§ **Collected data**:
⁂

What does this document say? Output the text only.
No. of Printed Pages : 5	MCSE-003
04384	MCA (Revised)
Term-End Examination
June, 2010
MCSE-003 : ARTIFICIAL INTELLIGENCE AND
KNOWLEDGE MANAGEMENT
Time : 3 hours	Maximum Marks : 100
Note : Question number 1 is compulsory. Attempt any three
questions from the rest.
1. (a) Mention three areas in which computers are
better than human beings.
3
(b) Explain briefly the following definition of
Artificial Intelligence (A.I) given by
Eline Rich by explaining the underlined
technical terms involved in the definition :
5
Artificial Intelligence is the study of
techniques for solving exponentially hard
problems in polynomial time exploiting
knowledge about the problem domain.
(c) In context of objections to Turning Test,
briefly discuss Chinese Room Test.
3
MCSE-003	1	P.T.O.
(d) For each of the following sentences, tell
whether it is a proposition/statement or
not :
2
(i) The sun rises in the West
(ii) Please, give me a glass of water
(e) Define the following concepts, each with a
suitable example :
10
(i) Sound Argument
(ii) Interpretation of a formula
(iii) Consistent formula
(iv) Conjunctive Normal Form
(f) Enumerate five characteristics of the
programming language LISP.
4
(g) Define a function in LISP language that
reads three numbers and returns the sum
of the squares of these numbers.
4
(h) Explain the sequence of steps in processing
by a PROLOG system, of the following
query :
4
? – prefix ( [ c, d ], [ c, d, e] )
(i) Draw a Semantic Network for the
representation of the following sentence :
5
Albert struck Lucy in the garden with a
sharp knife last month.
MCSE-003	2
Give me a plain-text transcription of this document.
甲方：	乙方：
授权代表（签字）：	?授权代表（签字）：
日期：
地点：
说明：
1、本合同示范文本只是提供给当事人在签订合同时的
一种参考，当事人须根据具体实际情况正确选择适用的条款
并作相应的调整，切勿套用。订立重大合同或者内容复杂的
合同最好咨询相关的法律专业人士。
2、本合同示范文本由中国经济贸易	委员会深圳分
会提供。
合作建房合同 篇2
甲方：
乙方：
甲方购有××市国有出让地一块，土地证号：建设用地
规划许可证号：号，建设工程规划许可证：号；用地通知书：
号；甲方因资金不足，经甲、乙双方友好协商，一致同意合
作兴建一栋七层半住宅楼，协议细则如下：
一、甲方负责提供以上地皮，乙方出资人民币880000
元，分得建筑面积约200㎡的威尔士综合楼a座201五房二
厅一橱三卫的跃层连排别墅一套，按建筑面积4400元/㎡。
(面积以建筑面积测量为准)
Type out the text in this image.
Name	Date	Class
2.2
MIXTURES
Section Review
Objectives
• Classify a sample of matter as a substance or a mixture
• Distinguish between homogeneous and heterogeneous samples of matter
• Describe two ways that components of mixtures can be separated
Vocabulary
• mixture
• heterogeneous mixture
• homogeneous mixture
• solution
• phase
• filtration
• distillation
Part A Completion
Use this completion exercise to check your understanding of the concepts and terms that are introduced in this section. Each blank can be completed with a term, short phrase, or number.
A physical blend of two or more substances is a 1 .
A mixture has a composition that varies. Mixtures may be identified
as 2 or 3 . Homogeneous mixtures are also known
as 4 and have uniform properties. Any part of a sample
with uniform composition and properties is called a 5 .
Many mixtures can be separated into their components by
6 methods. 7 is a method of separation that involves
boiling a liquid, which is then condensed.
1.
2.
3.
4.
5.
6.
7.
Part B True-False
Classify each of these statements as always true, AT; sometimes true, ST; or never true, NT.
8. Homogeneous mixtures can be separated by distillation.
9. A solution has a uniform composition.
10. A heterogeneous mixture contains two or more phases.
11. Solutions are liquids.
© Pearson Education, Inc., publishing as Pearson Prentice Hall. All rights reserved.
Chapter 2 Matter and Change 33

⁂

§ **EXERCISE**:
Restate the listing in full, word for word.

§ **TASK ANSWER**:
What does this document say? Output the text only.
No. of Printed Pages : 5	MCSE-003
04384	MCA (Revised)
Term-End Examination
June, 2010
MCSE-003 : ARTIFICIAL INTELLIGENCE AND
KNOWLEDGE MANAGEMENT
Time : 3 hours	Maximum Marks : 100
Note : Question number 1 is compulsory. Attempt any three
questions from the rest.
1. (a) Mention three areas in which computers are
better than human beings.
3
(b) Explain briefly the following definition of
Artificial Intelligence (A.I) given by
Eline Rich by explaining the underlined
technical terms involved in the definition :
5
Artificial Intelligence is the study of
techniques for solving exponentially hard
problems in polynomial time exploiting
knowledge about the problem domain.
(c) In context of objections to Turning Test,
briefly discuss Chinese Room Test.
3
MCSE-003	1	P.T.O.
(d) For each of the following sentences, tell
whether it is a proposition/statement or
not :
2
(i) The sun rises in the West
(ii) Please, give me a glass of water
(e) Define the following concepts, each with a
suitable example :
10
(i) Sound Argument
(ii) Interpretation of a formula
(iii) Consistent formula
(iv) Conjunctive Normal Form
(f) Enumerate five characteristics of the
programming language LISP.
4
(g) Define a function in LISP language that
reads three numbers and returns the sum
of the squares of these numbers.
4
(h) Explain the sequence of steps in processing
by a PROLOG system, of the following
query :
4
? – prefix ( [ c, d ], [ c, d, e] )
(i) Draw a Semantic Network for the
representation of the following sentence :
5
Albert struck Lucy in the garden with a
sharp knife last month.
MCSE-003	2
Give me a plain-text transcription of this document.
甲方：	乙方：
授权代表（签字）：	?授权代表（签字）：
日期：
地点：
说明：
1、本合同示范文本只是提供给当事人在签订合同时的
一种参考，当事人须根据具体实际情况正确选择适用的条款
并作相应的调整，切勿套用。订立重大合同或者内容复杂的
合同最好咨询相关的法律专业人士。
2、本合同示范文本由中国经济贸易	委员会深圳分
会提供。
合作建房合同 篇2
甲方：
乙方：
甲方购有××市国有出让地一块，土地证号：建设用地
规划许可证号：号，建设工程规划许可证：号；用地通知书：
号；甲方因资金不足，经甲、乙双方友好协商，一致同意合
作兴建一栋七层半住宅楼，协议细则如下：
一、甲方负责提供以上地皮，乙方出资人民币880000
元，分得建筑面积约200㎡的威尔士综合楼a座201五房二
厅一橱三卫的跃层连排别墅一套，按建筑面积4400元/㎡。
(面积以建筑面积测量为准)
Type out the text in this image.
Name	Date	Class
2.2
MIXTURES
Section Review
Objectives
• Classify a sample of matter as a substance or a mixture
• Distinguish between homogeneous and heterogeneous samples of matter
• Describe two ways that components of mixtures can be separated
Vocabulary
• mixture
• heterogeneous mixture
• homogeneous mixture
• solution
• phase
• filtration
• distillation
Part A Completion
Use this completion exercise to check your understanding of the concepts and terms that are introduced in this section. Each blank can be completed with a term, short phrase, or number.
A physical blend of two or more substances is a 1 .
A mixture has a composition that varies. Mixtures may be identified
as 2 or 3 . Homogeneous mixtures are also known
as 4 and have uniform properties. Any part of a sample
with uniform composition and properties is called a 5 .
Many mixtures can be separated into their components by
6 methods. 7 is a method of separation that involves
boiling a liquid, which is then condensed.
1.
2.
3.
4.
5.
6.
7.
Part B True-False
Classify each of these statements as always true, AT; sometimes true, ST; or never true, NT.
8. Homogeneous mixtures can be separated by distillation.
9. A solution has a uniform composition.
10. A heterogeneous mixture contains two or more phases.
11. Solutions are liquids.
© Pearson Education, Inc., publishing as Pearson Prentice Hall. All rights reserved.
Chapter 2 Matter and Change 33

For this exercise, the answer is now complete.